→ **Exercise task**: Identify and pull out each line of the entries in which "text" occurs.

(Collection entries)
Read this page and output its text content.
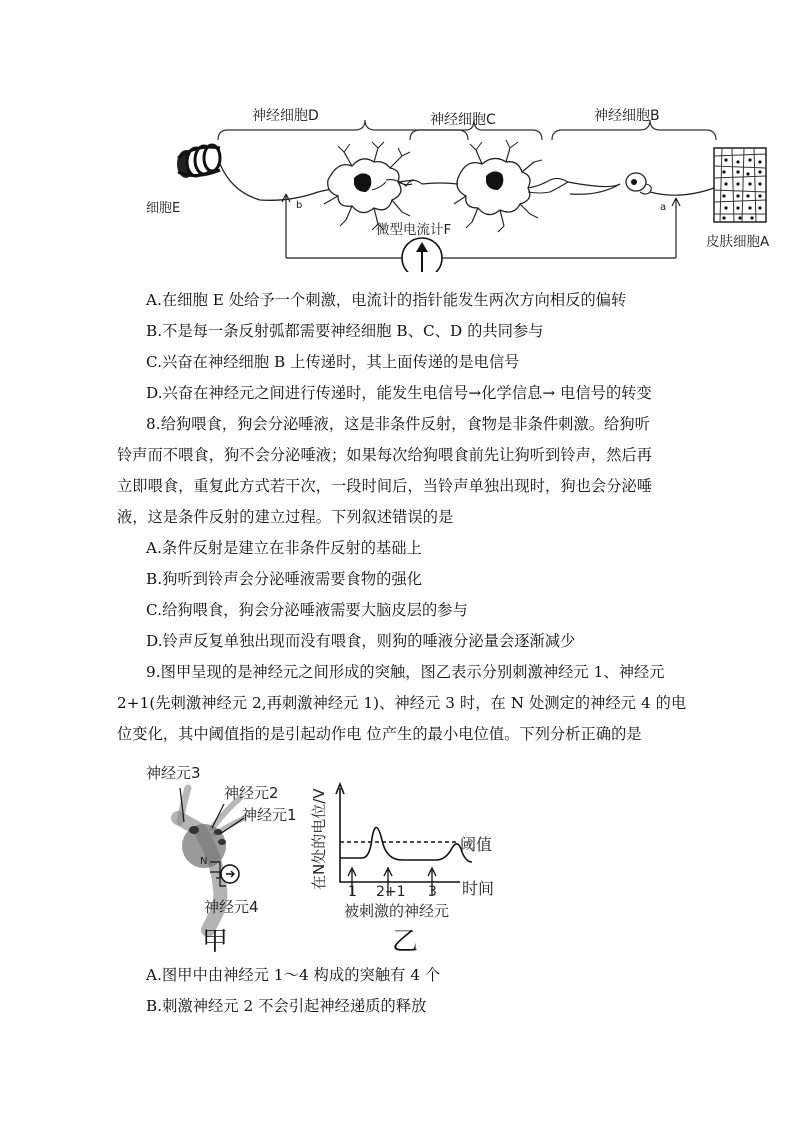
神经细胞D	神经细胞C	神经细胞B
细胞E
皮肤细胞A
b	a
微型电流计F
A.在细胞 E 处给予一个刺激，电流计的指针能发生两次方向相反的偏转
B.不是每一条反射弧都需要神经细胞 B、C、D 的共同参与
C.兴奋在神经细胞 B 上传递时，其上面传递的是电信号
D.兴奋在神经元之间进行传递时，能发生电信号→化学信息→ 电信号的转变
8.给狗喂食，狗会分泌唾液，这是非条件反射，食物是非条件刺激。给狗听
铃声而不喂食，狗不会分泌唾液；如果每次给狗喂食前先让狗听到铃声，然后再
立即喂食，重复此方式若干次，一段时间后，当铃声单独出现时，狗也会分泌唾
液，这是条件反射的建立过程。下列叙述错误的是
A.条件反射是建立在非条件反射的基础上
B.狗听到铃声会分泌唾液需要食物的强化
C.给狗喂食，狗会分泌唾液需要大脑皮层的参与
D.铃声反复单独出现而没有喂食，则狗的唾液分泌量会逐渐减少
9.图甲呈现的是神经元之间形成的突触，图乙表示分别刺激神经元 1、神经元
2+1(先刺激神经元 2,再刺激神经元 1)、神经元 3 时，在 N 处测定的神经元 4 的电
位变化，其中阈值指的是引起动作电 位产生的最小电位值。下列分析正确的是
神经元3
神经元2
神经元1
N
神经元4
甲
在N处的电位/V	阈值
时间
1 2+1 3
被刺激的神经元
乙
A.图甲中由神经元 1～4 构成的突触有 4 个
B.刺激神经元 2 不会引起神经递质的释放
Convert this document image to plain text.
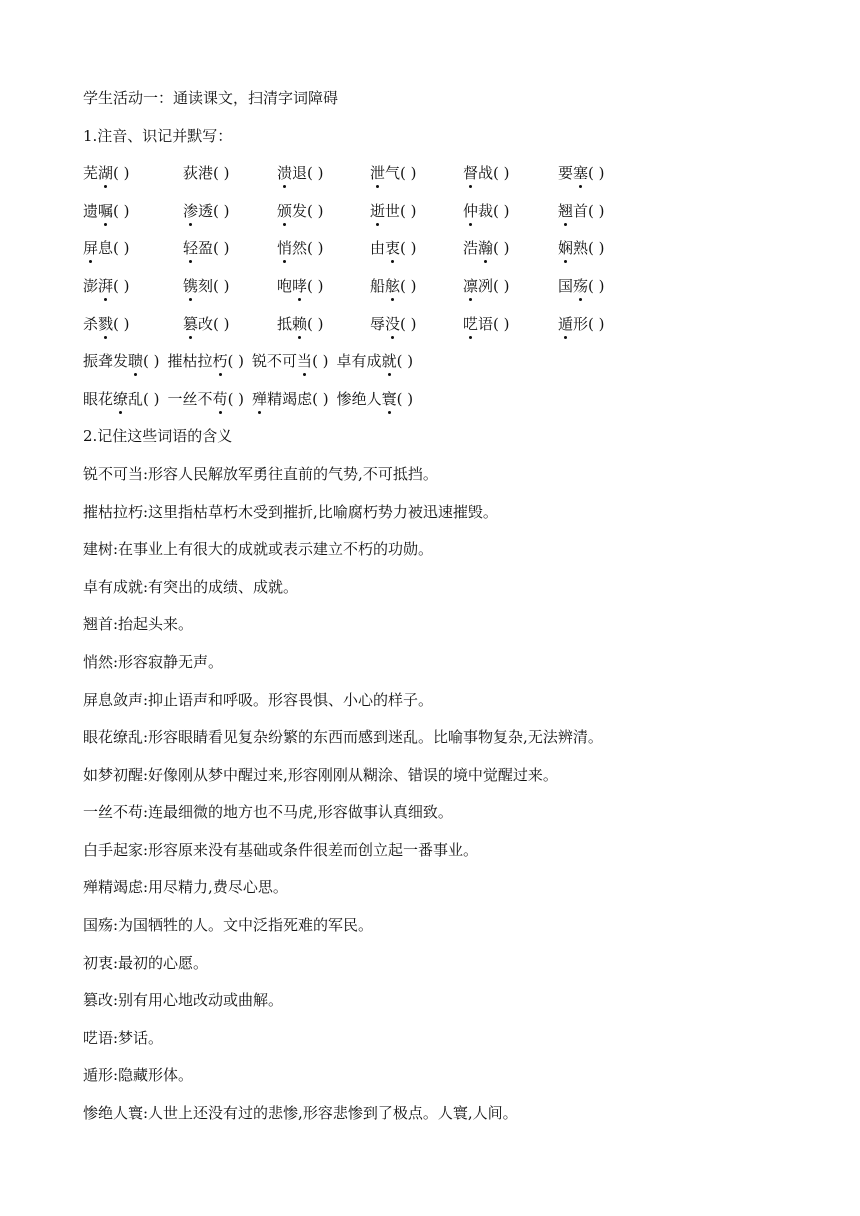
学生活动一：通读课文，扫清字词障碍
1.注音、识记并默写：
芜湖( )	荻港( )	溃退( )	泄气( )	督战( )	要塞( )
遗嘱( )	渗透( )	颁发( )	逝世( )	仲裁( )	翘首( )
屏息( )	轻盈( )	悄然( )	由衷( )	浩瀚( )	娴熟( )
澎湃( )	镌刻( )	咆哮( )	船舷( )	凛冽( )	国殇( )
杀戮( )	篡改( )	抵赖( )	辱没( )	呓语( )	遁形( )
振聋发聩( ) 摧枯拉朽( ) 锐不可当( ) 卓有成就( )
眼花缭乱( ) 一丝不苟( ) 殚精竭虑( ) 惨绝人寰( )
2.记住这些词语的含义
锐不可当:形容人民解放军勇往直前的气势,不可抵挡。
摧枯拉朽:这里指枯草朽木受到摧折,比喻腐朽势力被迅速摧毁。
建树:在事业上有很大的成就或表示建立不朽的功勋。
卓有成就:有突出的成绩、成就。
翘首:抬起头来。
悄然:形容寂静无声。
屏息敛声:抑止语声和呼吸。形容畏惧、小心的样子。
眼花缭乱:形容眼睛看见复杂纷繁的东西而感到迷乱。比喻事物复杂,无法辨清。
如梦初醒:好像刚从梦中醒过来,形容刚刚从糊涂、错误的境中觉醒过来。
一丝不苟:连最细微的地方也不马虎,形容做事认真细致。
白手起家:形容原来没有基础或条件很差而创立起一番事业。
殚精竭虑:用尽精力,费尽心思。
国殇:为国牺牲的人。文中泛指死难的军民。
初衷:最初的心愿。
篡改:别有用心地改动或曲解。
呓语:梦话。
遁形:隐藏形体。
惨绝人寰:人世上还没有过的悲惨,形容悲惨到了极点。人寰,人间。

→ **Output for this task**:
Read this page and output its text content.
Convert this document image to plain text.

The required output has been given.